## What you are asked to do
Answer with one number only: the number of lines that include the word "nFrequency".

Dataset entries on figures
- - - - -

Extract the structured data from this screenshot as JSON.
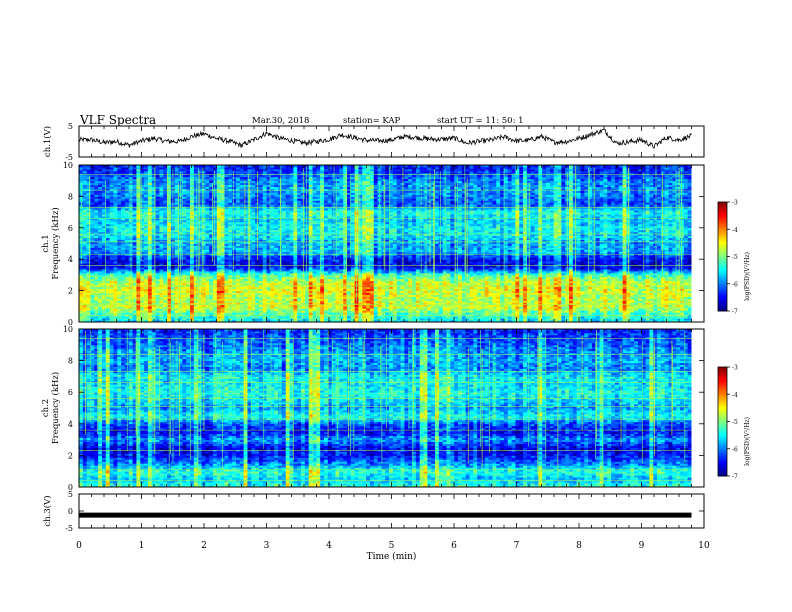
{
  "header": {
    "title": "VLF Spectra",
    "date": "Mar.30, 2018",
    "station": "station= KAP",
    "start_time": "start  UT =   11: 50: 1"
  },
  "chart_data": [
    {
      "type": "line",
      "id": "ch1-waveform",
      "ylabel": "ch.1(V)",
      "ylim": [
        -5,
        5
      ],
      "yticks": [
        "5",
        "-5"
      ],
      "xlim": [
        0,
        10
      ],
      "series": [
        {
          "x": [
            0,
            0.2,
            0.4,
            0.6,
            0.8,
            1.0,
            1.2,
            1.4,
            1.6,
            1.8,
            2.0,
            2.2,
            2.4,
            2.6,
            2.8,
            3.0,
            3.2,
            3.4,
            3.6,
            3.8,
            4.0,
            4.2,
            4.4,
            4.6,
            4.8,
            5.0,
            5.2,
            5.4,
            5.6,
            5.8,
            6.0,
            6.2,
            6.4,
            6.6,
            6.8,
            7.0,
            7.2,
            7.4,
            7.6,
            7.8,
            8.0,
            8.2,
            8.4,
            8.6,
            8.8,
            9.0,
            9.2,
            9.4,
            9.6,
            9.8
          ],
          "values": [
            0.5,
            0.6,
            -0.4,
            0.0,
            -1.2,
            0.2,
            1.0,
            0.1,
            0.0,
            1.6,
            2.5,
            1.0,
            0.1,
            -1.3,
            0.6,
            2.7,
            1.1,
            0.3,
            -0.5,
            0.0,
            0.7,
            2.2,
            1.3,
            0.4,
            0.2,
            0.5,
            1.6,
            1.3,
            0.8,
            0.7,
            1.1,
            -0.5,
            0.0,
            0.5,
            1.5,
            0.2,
            0.4,
            1.6,
            -0.2,
            0.0,
            1.0,
            2.3,
            3.7,
            -0.6,
            -0.1,
            0.5,
            -1.6,
            1.3,
            0.5,
            1.8
          ]
        }
      ]
    },
    {
      "type": "heatmap",
      "id": "ch1-spectrogram",
      "ylabel": "ch.1\nFrequency (kHz)",
      "ylim": [
        0,
        10
      ],
      "yticks": [
        "0",
        "2",
        "4",
        "6",
        "8",
        "10"
      ],
      "xlim": [
        0,
        10
      ],
      "colorbar": {
        "label": "log(PSD)(V²/Hz)",
        "range": [
          -7,
          -3
        ],
        "ticks": [
          "-3",
          "-4",
          "-5",
          "-6",
          "-7"
        ]
      },
      "band_profile_log_psd": [
        -5.6,
        -5.2,
        -4.7,
        -4.8,
        -4.6,
        -4.7,
        -5.2,
        -6.6,
        -6.5,
        -5.8,
        -5.9,
        -5.6,
        -5.5,
        -5.7,
        -5.4,
        -6.2,
        -6.0,
        -5.9,
        -6.0,
        -6.3,
        -6.4
      ]
    },
    {
      "type": "heatmap",
      "id": "ch2-spectrogram",
      "ylabel": "ch.2\nFrequency (kHz)",
      "ylim": [
        0,
        10
      ],
      "yticks": [
        "0",
        "2",
        "4",
        "6",
        "8",
        "10"
      ],
      "xlim": [
        0,
        10
      ],
      "colorbar": {
        "label": "log(PSD)(V²/Hz)",
        "range": [
          -7,
          -3
        ],
        "ticks": [
          "-3",
          "-4",
          "-5",
          "-6",
          "-7"
        ]
      },
      "band_profile_log_psd": [
        -5.3,
        -5.7,
        -5.3,
        -6.0,
        -6.4,
        -6.6,
        -5.9,
        -6.5,
        -6.2,
        -5.4,
        -5.9,
        -5.6,
        -5.4,
        -5.6,
        -5.5,
        -6.0,
        -5.8,
        -5.9,
        -6.1,
        -6.2,
        -6.4
      ]
    },
    {
      "type": "line",
      "id": "ch3-waveform",
      "ylabel": "ch.3(V)",
      "ylim": [
        -5,
        5
      ],
      "yticks": [
        "5",
        "0",
        "-5"
      ],
      "xlim": [
        0,
        10
      ],
      "xlabel": "Time (min)",
      "xticks": [
        "0",
        "1",
        "2",
        "3",
        "4",
        "5",
        "6",
        "7",
        "8",
        "9",
        "10"
      ],
      "series": [
        {
          "x": [
            0,
            9.8
          ],
          "values": [
            -1.2,
            -1.2
          ]
        }
      ]
    }
  ]
}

- - - - -

## The answer
2